- GIVEN INSTRUCTION: Retype every line of the listing below without changing anything, and leave out the pictures.
━━━━━ DATA SUPPLIED ━━━━━
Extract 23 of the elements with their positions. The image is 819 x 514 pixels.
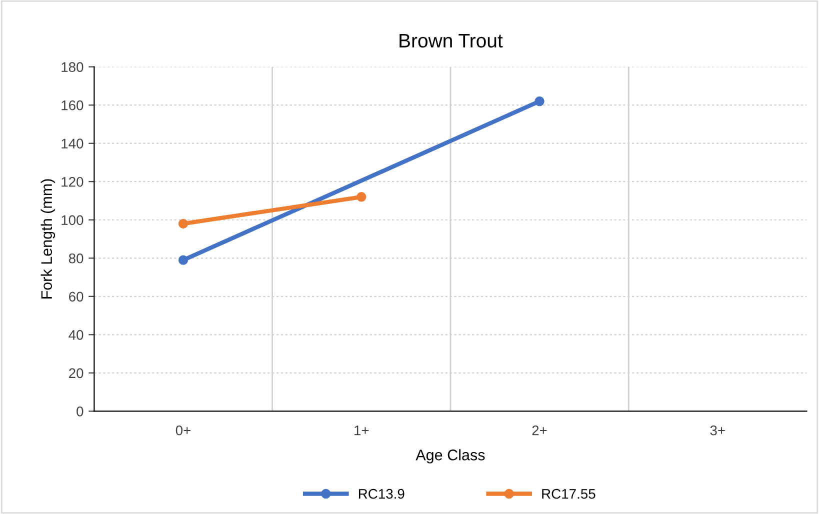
y-tick-label: 20 bbox=[69, 368, 84, 378]
x-tick-label: 0+ bbox=[176, 425, 190, 436]
y-tick-label: 60 bbox=[69, 292, 84, 302]
x-tick-label: 2+ bbox=[532, 425, 547, 436]
legend-label: RC17.55 bbox=[542, 488, 596, 499]
y-tick-label: 0 bbox=[76, 406, 84, 416]
y-tick-label: 80 bbox=[68, 253, 84, 264]
legend-label: RC13.9 bbox=[358, 488, 404, 499]
x-tick-label: 1+ bbox=[354, 426, 369, 436]
y-tick-label: 120 bbox=[62, 176, 84, 187]
y-axis-title: Fork Length (mm) bbox=[40, 179, 56, 298]
y-tick-label: 160 bbox=[62, 100, 84, 110]
y-tick-label: 140 bbox=[62, 138, 84, 149]
point bbox=[178, 218, 188, 229]
point bbox=[534, 96, 544, 106]
chart-title: Brown Trout bbox=[400, 34, 503, 48]
x-tick-label: 3+ bbox=[710, 425, 725, 436]
y-tick-label: 180 bbox=[62, 62, 84, 72]
y-tick-label: 40 bbox=[68, 330, 84, 340]
x-axis-title: Age Class bbox=[416, 449, 485, 464]
point bbox=[178, 255, 188, 265]
point bbox=[356, 192, 366, 202]
y-tick-label: 100 bbox=[62, 215, 84, 226]
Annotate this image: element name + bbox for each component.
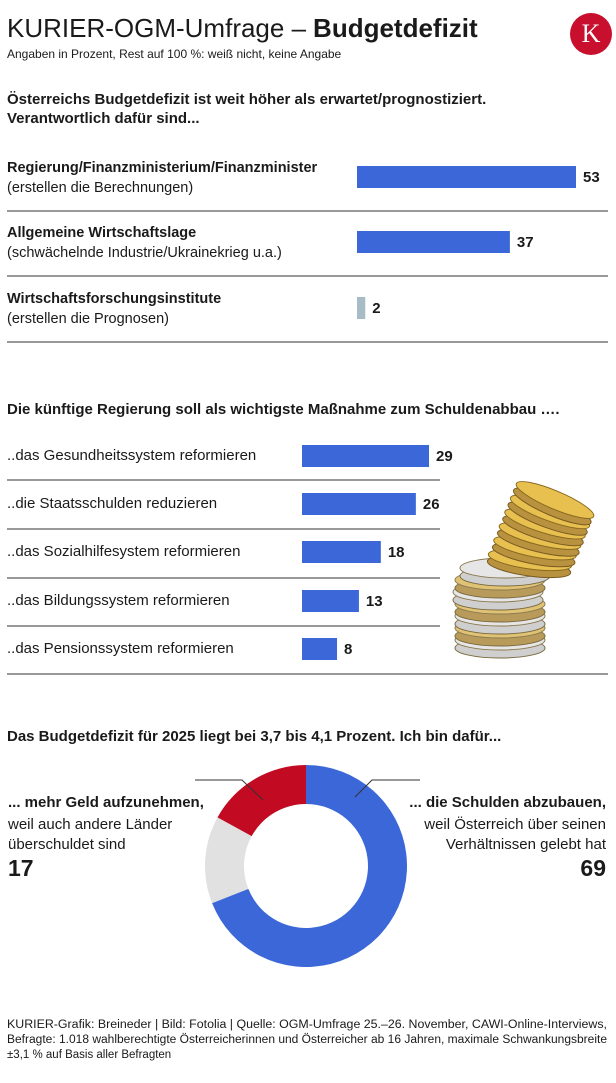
category-sublabel: (erstellen die Berechnungen) [7, 180, 193, 196]
header-subtitle: Angaben in Prozent, Rest auf 100 %: weiß… [7, 47, 342, 61]
value-label: 13 [366, 593, 383, 610]
value-label: 37 [517, 234, 534, 251]
connector [195, 779, 264, 801]
bar [357, 297, 366, 319]
category-sublabel: (erstellen die Prognosen) [7, 311, 169, 327]
logo [570, 13, 612, 55]
chart-title: Österreichs Budgetdefizit ist weit höher… [7, 91, 486, 108]
category-label: ..die Staatsschulden reduzieren [7, 495, 217, 512]
slice-value: 69 [580, 855, 606, 881]
category-label: Regierung/Finanzministerium/Finanzminist… [7, 160, 318, 176]
value-label: 8 [344, 641, 352, 658]
category-label: Wirtschaftsforschungsinstitute [7, 291, 221, 307]
donut-slice [212, 765, 407, 968]
slice-label: ... die Schulden abzubauen, [409, 794, 606, 811]
slice-description: überschuldet sind [8, 836, 126, 853]
header-title: KURIER-OGM-Umfrage – Budgetdefizit [7, 13, 478, 43]
category-label: ..das Gesundheitssystem reformieren [7, 447, 256, 464]
bar [302, 541, 381, 563]
value-label: 26 [423, 496, 440, 513]
slice-label: ... mehr Geld aufzunehmen, [8, 794, 204, 811]
category-label: Allgemeine Wirtschaftslage [7, 225, 196, 241]
footer-line: ±3,1 % auf Basis aller Befragten [7, 1049, 171, 1061]
bar [357, 166, 576, 188]
slice-description: weil auch andere Länder [7, 816, 172, 833]
bar [357, 231, 510, 253]
coin-top [515, 481, 595, 519]
category-label: ..das Pensionssystem reformieren [7, 640, 234, 657]
donut-slice [204, 817, 252, 904]
value-label: 29 [436, 448, 453, 465]
category-sublabel: (schwächelnde Industrie/Ukrainekrieg u.a… [7, 245, 282, 261]
slice-description: weil Österreich über seinen [423, 815, 606, 833]
bar [302, 493, 416, 515]
bar [302, 590, 359, 612]
chart-title: Die künftige Regierung soll als wichtigs… [7, 401, 560, 418]
chart-title: Das Budgetdefizit für 2025 liegt bei 3,7… [7, 728, 501, 745]
connector [354, 779, 420, 798]
header-title-bold: Budgetdefizit [313, 13, 478, 43]
chart-title: Verantwortlich dafür sind... [7, 110, 200, 127]
value-label: 2 [372, 300, 380, 317]
footer-line: KURIER-Grafik: Breineder | Bild: Fotolia… [7, 1019, 607, 1031]
value-label: 18 [388, 544, 405, 561]
header-title-light: KURIER-OGM-Umfrage – [7, 13, 307, 43]
bar [302, 445, 429, 467]
coins-illustration [452, 481, 595, 659]
slice-value: 17 [8, 855, 34, 881]
donut-slice [217, 765, 306, 837]
logo-letter: K [582, 19, 601, 48]
footer-line: Befragte: 1.018 wahlberechtigte Österrei… [7, 1034, 607, 1046]
bar [302, 638, 338, 660]
category-label: ..das Bildungssystem reformieren [7, 592, 230, 609]
slice-description: Verhältnissen gelebt hat [446, 836, 607, 853]
value-label: 53 [583, 169, 600, 186]
category-label: ..das Sozialhilfesystem reformieren [7, 543, 240, 560]
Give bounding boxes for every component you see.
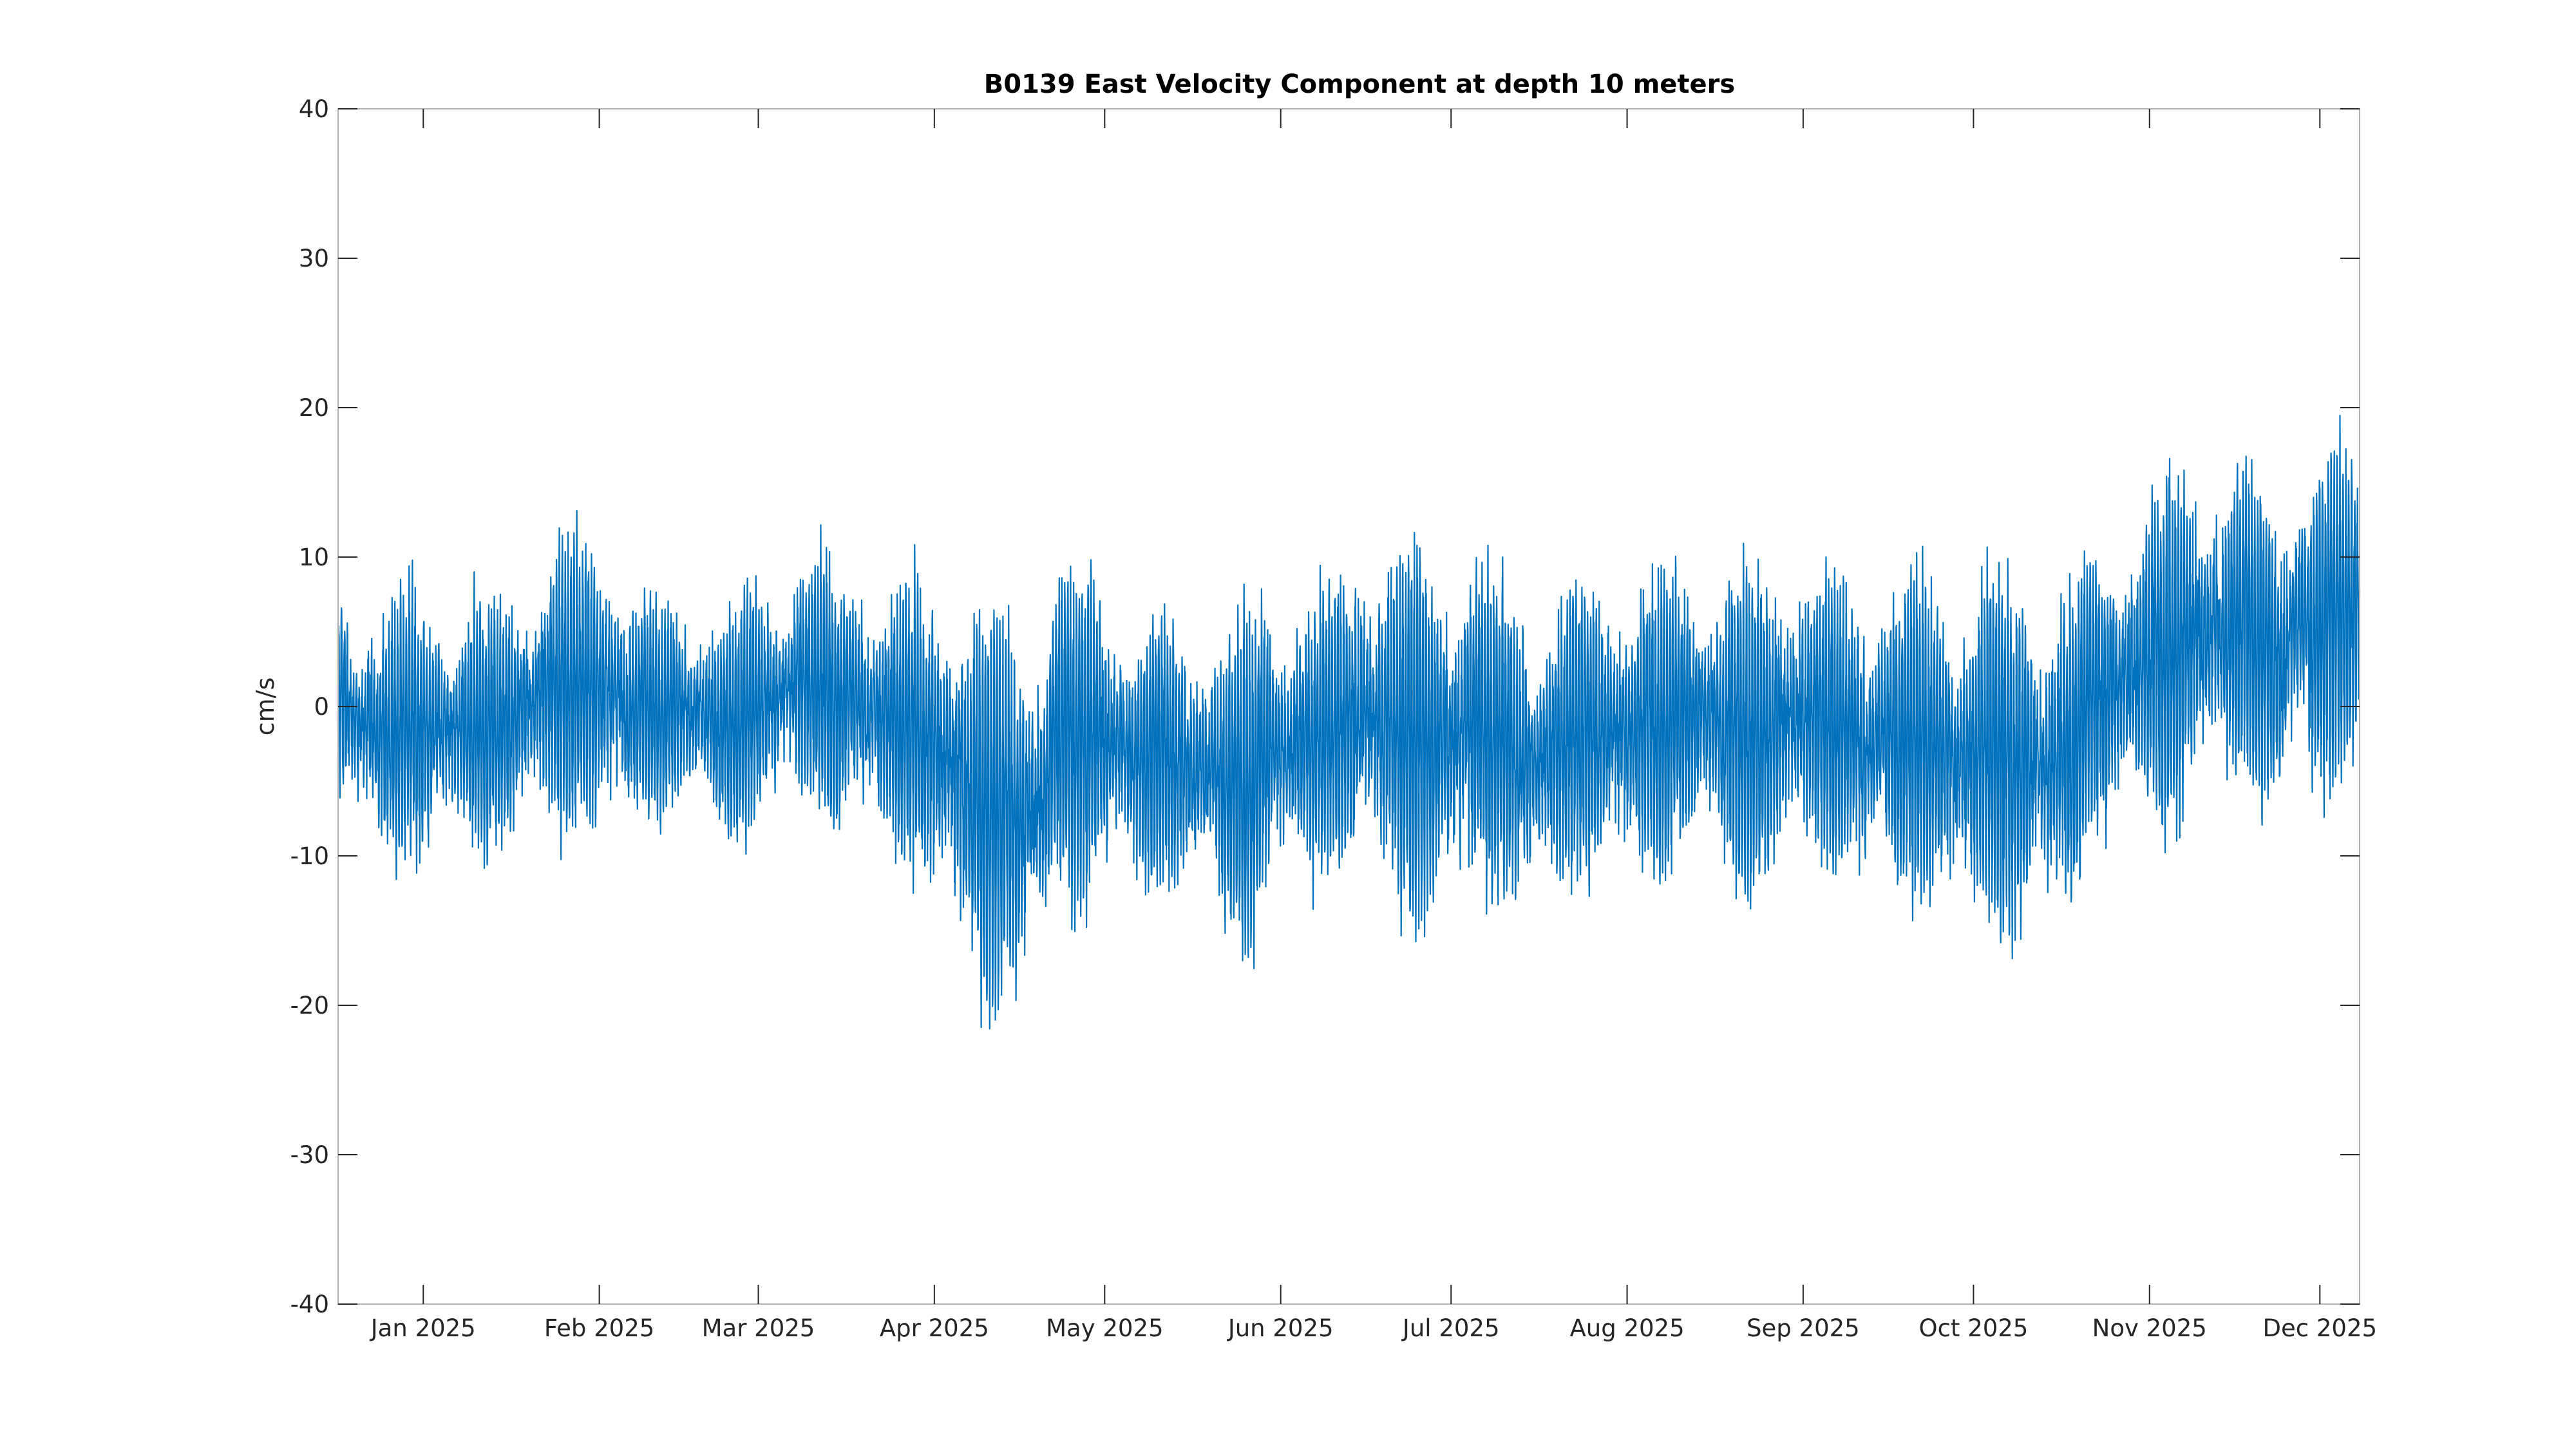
y-tick-label: 0 <box>314 693 329 721</box>
y-tick-label: -40 <box>290 1291 329 1318</box>
series-line <box>621 524 907 864</box>
ticks-layer: 40 30 20 10 0 -10 -20 -30 -40 Jan 2025 Feb 2025 Mar… <box>290 95 2377 1342</box>
y-tick-label: 40 <box>299 95 329 123</box>
series-line <box>337 509 623 880</box>
x-tick-label: Apr 2025 <box>880 1314 989 1342</box>
series-line <box>904 544 1190 1030</box>
y-tick-label: 20 <box>299 394 329 422</box>
x-tick-label: Jun 2025 <box>1227 1314 1334 1342</box>
x-tick-label: Dec 2025 <box>2263 1314 2378 1342</box>
y-tick-label: 30 <box>299 245 329 272</box>
x-tick-label: Oct 2025 <box>1918 1314 2028 1342</box>
y-tick-label: -20 <box>290 992 329 1019</box>
x-tick-label: Feb 2025 <box>544 1314 654 1342</box>
y-tick-label: -10 <box>290 842 329 870</box>
x-tick-label: Jan 2025 <box>370 1314 476 1342</box>
x-tick-label: Aug 2025 <box>1569 1314 1684 1342</box>
series-line <box>2039 455 2325 903</box>
x-tick-label: Mar 2025 <box>702 1314 815 1342</box>
y-tick-label: -30 <box>290 1141 329 1169</box>
series-line <box>1756 545 2041 960</box>
x-tick-label: Sep 2025 <box>1747 1314 1860 1342</box>
y-tick-label: 10 <box>299 544 329 571</box>
series-line <box>1472 542 1757 915</box>
x-tick-label: Jul 2025 <box>1401 1314 1500 1342</box>
chart-title: B0139 East Velocity Component at depth 1… <box>984 70 1735 99</box>
series-layer <box>337 415 2361 1030</box>
x-tick-label: May 2025 <box>1046 1314 1163 1342</box>
x-tick-label: Nov 2025 <box>2092 1314 2207 1342</box>
series-line <box>2323 415 2361 819</box>
y-axis-label: cm/s <box>251 677 279 736</box>
series-line <box>1188 531 1474 970</box>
━━━━━
- REPLY TO THE EXERCISE:
Extract 23 of the elements with their positions. The image is 819 x 514 pixels.
y-tick-label: 20 bbox=[69, 368, 84, 378]
x-tick-label: 0+ bbox=[176, 425, 190, 436]
y-tick-label: 60 bbox=[69, 292, 84, 302]
x-tick-label: 2+ bbox=[532, 425, 547, 436]
legend-label: RC17.55 bbox=[542, 488, 596, 499]
y-tick-label: 0 bbox=[76, 406, 84, 416]
y-tick-label: 80 bbox=[68, 253, 84, 264]
legend-label: RC13.9 bbox=[358, 488, 404, 499]
x-tick-label: 1+ bbox=[354, 426, 369, 436]
y-tick-label: 120 bbox=[62, 176, 84, 187]
y-axis-title: Fork Length (mm) bbox=[40, 179, 56, 298]
y-tick-label: 160 bbox=[62, 100, 84, 110]
y-tick-label: 140 bbox=[62, 138, 84, 149]
point bbox=[178, 218, 188, 229]
point bbox=[534, 96, 544, 106]
chart-title: Brown Trout bbox=[400, 34, 503, 48]
x-tick-label: 3+ bbox=[710, 425, 725, 436]
y-tick-label: 180 bbox=[62, 62, 84, 72]
y-tick-label: 40 bbox=[68, 330, 84, 340]
x-axis-title: Age Class bbox=[416, 449, 485, 464]
point bbox=[178, 255, 188, 265]
point bbox=[356, 192, 366, 202]
y-tick-label: 100 bbox=[62, 215, 84, 226]
Annotate this image: element name + bbox for each component.
category-sublabel: (erstellen die Berechnungen) [7, 180, 193, 196]
header-subtitle: Angaben in Prozent, Rest auf 100 %: weiß… [7, 47, 342, 61]
value-label: 13 [366, 593, 383, 610]
value-label: 37 [517, 234, 534, 251]
connector [195, 779, 264, 801]
bar [357, 297, 366, 319]
category-sublabel: (erstellen die Prognosen) [7, 311, 169, 327]
logo [570, 13, 612, 55]
chart-title: Österreichs Budgetdefizit ist weit höher… [7, 91, 486, 108]
category-label: ..die Staatsschulden reduzieren [7, 495, 217, 512]
slice-value: 69 [580, 855, 606, 881]
category-label: Regierung/Finanzministerium/Finanzminist… [7, 160, 318, 176]
value-label: 8 [344, 641, 352, 658]
category-label: Wirtschaftsforschungsinstitute [7, 291, 221, 307]
donut-slice [212, 765, 407, 968]
slice-label: ... die Schulden abzubauen, [409, 794, 606, 811]
slice-description: überschuldet sind [8, 836, 126, 853]
header-title: KURIER-OGM-Umfrage – Budgetdefizit [7, 13, 478, 43]
category-label: ..das Gesundheitssystem reformieren [7, 447, 256, 464]
bar [302, 541, 381, 563]
value-label: 26 [423, 496, 440, 513]
slice-label: ... mehr Geld aufzunehmen, [8, 794, 204, 811]
category-label: Allgemeine Wirtschaftslage [7, 225, 196, 241]
footer-line: ±3,1 % auf Basis aller Befragten [7, 1049, 171, 1061]
bar [357, 166, 576, 188]
slice-description: weil auch andere Länder [7, 816, 172, 833]
bar [357, 231, 510, 253]
coin-top [515, 481, 595, 519]
category-label: ..das Pensionssystem reformieren [7, 640, 234, 657]
donut-slice [204, 817, 252, 904]
value-label: 29 [436, 448, 453, 465]
category-sublabel: (schwächelnde Industrie/Ukrainekrieg u.a… [7, 245, 282, 261]
slice-description: weil Österreich über seinen [423, 815, 606, 833]
bar [302, 493, 416, 515]
bar [302, 590, 359, 612]
chart-title: Die künftige Regierung soll als wichtigs… [7, 401, 560, 418]
chart-title: Das Budgetdefizit für 2025 liegt bei 3,7… [7, 728, 501, 745]
connector [354, 779, 420, 798]
header-title-bold: Budgetdefizit [313, 13, 478, 43]
chart-title: Verantwortlich dafür sind... [7, 110, 200, 127]
value-label: 2 [372, 300, 380, 317]
footer-line: KURIER-Grafik: Breineder | Bild: Fotolia… [7, 1019, 607, 1031]
value-label: 18 [388, 544, 405, 561]
header-title-light: KURIER-OGM-Umfrage – [7, 13, 307, 43]
bar [302, 445, 429, 467]
coins-illustration [452, 481, 595, 659]
slice-value: 17 [8, 855, 34, 881]
donut-slice [217, 765, 306, 837]
logo-letter: K [582, 19, 601, 48]
footer-line: Befragte: 1.018 wahlberechtigte Österrei… [7, 1034, 607, 1046]
bar [302, 638, 338, 660]
category-label: ..das Bildungssystem reformieren [7, 592, 230, 609]
slice-description: Verhältnissen gelebt hat [446, 836, 607, 853]
value-label: 53 [583, 169, 600, 186]
category-label: ..das Sozialhilfesystem reformieren [7, 543, 240, 560]
Give bounding boxes for every component you see.
y-tick-label: 0 <box>314 693 329 721</box>
y-tick-label: -40 <box>290 1291 329 1318</box>
series-line <box>621 524 907 864</box>
ticks-layer: 40 30 20 10 0 -10 -20 -30 -40 Jan 2025 Feb 2025 Mar… <box>290 95 2377 1342</box>
y-tick-label: 40 <box>299 95 329 123</box>
series-line <box>337 509 623 880</box>
x-tick-label: Apr 2025 <box>880 1314 989 1342</box>
series-line <box>904 544 1190 1030</box>
y-tick-label: 20 <box>299 394 329 422</box>
x-tick-label: Jun 2025 <box>1227 1314 1334 1342</box>
x-tick-label: Dec 2025 <box>2263 1314 2378 1342</box>
y-tick-label: 30 <box>299 245 329 272</box>
x-tick-label: Oct 2025 <box>1918 1314 2028 1342</box>
y-tick-label: -20 <box>290 992 329 1019</box>
x-tick-label: Feb 2025 <box>544 1314 654 1342</box>
y-tick-label: -10 <box>290 842 329 870</box>
x-tick-label: Jan 2025 <box>370 1314 476 1342</box>
x-tick-label: Aug 2025 <box>1569 1314 1684 1342</box>
series-line <box>2039 455 2325 903</box>
x-tick-label: Mar 2025 <box>702 1314 815 1342</box>
y-tick-label: -30 <box>290 1141 329 1169</box>
series-line <box>1756 545 2041 960</box>
x-tick-label: Sep 2025 <box>1747 1314 1860 1342</box>
y-tick-label: 10 <box>299 544 329 571</box>
series-line <box>1472 542 1757 915</box>
x-tick-label: Jul 2025 <box>1401 1314 1500 1342</box>
chart-title: B0139 East Velocity Component at depth 1… <box>984 70 1735 99</box>
series-layer <box>337 415 2361 1030</box>
x-tick-label: May 2025 <box>1046 1314 1163 1342</box>
x-tick-label: Nov 2025 <box>2092 1314 2207 1342</box>
series-line <box>2323 415 2361 819</box>
y-axis-label: cm/s <box>251 677 279 736</box>
series-line <box>1188 531 1474 970</box>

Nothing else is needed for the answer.